#### [Given instruction]
The listing below should be written out exactly; please include all of it.
☆ ☆ ☆ ☆
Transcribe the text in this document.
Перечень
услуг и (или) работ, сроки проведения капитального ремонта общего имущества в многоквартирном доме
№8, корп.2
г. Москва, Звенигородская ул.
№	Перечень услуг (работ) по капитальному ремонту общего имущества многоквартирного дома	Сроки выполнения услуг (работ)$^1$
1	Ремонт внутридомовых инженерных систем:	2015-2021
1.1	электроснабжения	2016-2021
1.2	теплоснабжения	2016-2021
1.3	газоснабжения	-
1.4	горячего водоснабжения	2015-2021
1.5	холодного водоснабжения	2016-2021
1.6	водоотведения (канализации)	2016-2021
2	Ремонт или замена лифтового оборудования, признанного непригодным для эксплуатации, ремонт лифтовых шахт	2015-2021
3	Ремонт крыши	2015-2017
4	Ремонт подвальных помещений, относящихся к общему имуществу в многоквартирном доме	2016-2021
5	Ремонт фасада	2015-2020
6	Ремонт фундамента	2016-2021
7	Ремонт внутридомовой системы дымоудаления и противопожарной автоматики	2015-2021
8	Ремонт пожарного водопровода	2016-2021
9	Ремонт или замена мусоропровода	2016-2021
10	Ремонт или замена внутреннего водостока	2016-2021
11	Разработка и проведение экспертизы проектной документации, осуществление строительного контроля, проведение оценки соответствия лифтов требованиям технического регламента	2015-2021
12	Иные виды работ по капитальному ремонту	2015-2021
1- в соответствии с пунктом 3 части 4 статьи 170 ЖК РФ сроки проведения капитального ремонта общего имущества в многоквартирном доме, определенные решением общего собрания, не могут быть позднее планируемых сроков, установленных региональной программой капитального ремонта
☆ ☆ ☆ ☆
#### [Response to this task]
Transcribe the text in this document.
Перечень
услуг и (или) работ, сроки проведения капитального ремонта общего имущества в многоквартирном доме
№8, корп.2
г. Москва, Звенигородская ул.
№	Перечень услуг (работ) по капитальному ремонту общего имущества многоквартирного дома	Сроки выполнения услуг (работ)$^1$
1	Ремонт внутридомовых инженерных систем:	2015-2021
1.1	электроснабжения	2016-2021
1.2	теплоснабжения	2016-2021
1.3	газоснабжения	-
1.4	горячего водоснабжения	2015-2021
1.5	холодного водоснабжения	2016-2021
1.6	водоотведения (канализации)	2016-2021
2	Ремонт или замена лифтового оборудования, признанного непригодным для эксплуатации, ремонт лифтовых шахт	2015-2021
3	Ремонт крыши	2015-2017
4	Ремонт подвальных помещений, относящихся к общему имуществу в многоквартирном доме	2016-2021
5	Ремонт фасада	2015-2020
6	Ремонт фундамента	2016-2021
7	Ремонт внутридомовой системы дымоудаления и противопожарной автоматики	2015-2021
8	Ремонт пожарного водопровода	2016-2021
9	Ремонт или замена мусоропровода	2016-2021
10	Ремонт или замена внутреннего водостока	2016-2021
11	Разработка и проведение экспертизы проектной документации, осуществление строительного контроля, проведение оценки соответствия лифтов требованиям технического регламента	2015-2021
12	Иные виды работ по капитальному ремонту	2015-2021
1- в соответствии с пунктом 3 части 4 статьи 170 ЖК РФ сроки проведения капитального ремонта общего имущества в многоквартирном доме, определенные решением общего собрания, не могут быть позднее планируемых сроков, установленных региональной программой капитального ремонта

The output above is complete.